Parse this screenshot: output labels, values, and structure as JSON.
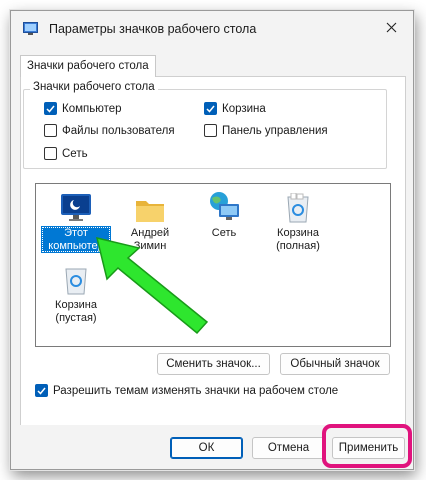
{
  "window": {
    "title": "Параметры значков рабочего стола"
  },
  "tab": {
    "label": "Значки рабочего стола"
  },
  "group": {
    "legend": "Значки рабочего стола",
    "checkboxes": [
      {
        "label": "Компьютер",
        "checked": true
      },
      {
        "label": "Корзина",
        "checked": true
      },
      {
        "label": "Файлы пользователя",
        "checked": false
      },
      {
        "label": "Панель управления",
        "checked": false
      },
      {
        "label": "Сеть",
        "checked": false
      }
    ]
  },
  "icons": [
    {
      "label": "Этот компьютер",
      "icon": "monitor-icon",
      "selected": true
    },
    {
      "label": "Андрей Зимин",
      "icon": "folder-icon",
      "selected": false
    },
    {
      "label": "Сеть",
      "icon": "network-icon",
      "selected": false
    },
    {
      "label": "Корзина (полная)",
      "icon": "recycle-bin-full-icon",
      "selected": false
    },
    {
      "label": "Корзина (пустая)",
      "icon": "recycle-bin-empty-icon",
      "selected": false
    }
  ],
  "buttons": {
    "change_icon": "Сменить значок...",
    "default_icon": "Обычный значок",
    "ok": "ОК",
    "cancel": "Отмена",
    "apply": "Применить"
  },
  "allow_themes": {
    "label": "Разрешить темам изменять значки на рабочем столе",
    "checked": true
  },
  "colors": {
    "accent": "#005fb8",
    "highlight": "#e0137d",
    "arrow": "#2ee62e"
  }
}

-=-=-=-=-

▶ **What is required**
Give the count of lines holding the word "true" and nothing more.

▶ **Result of the exercise**
4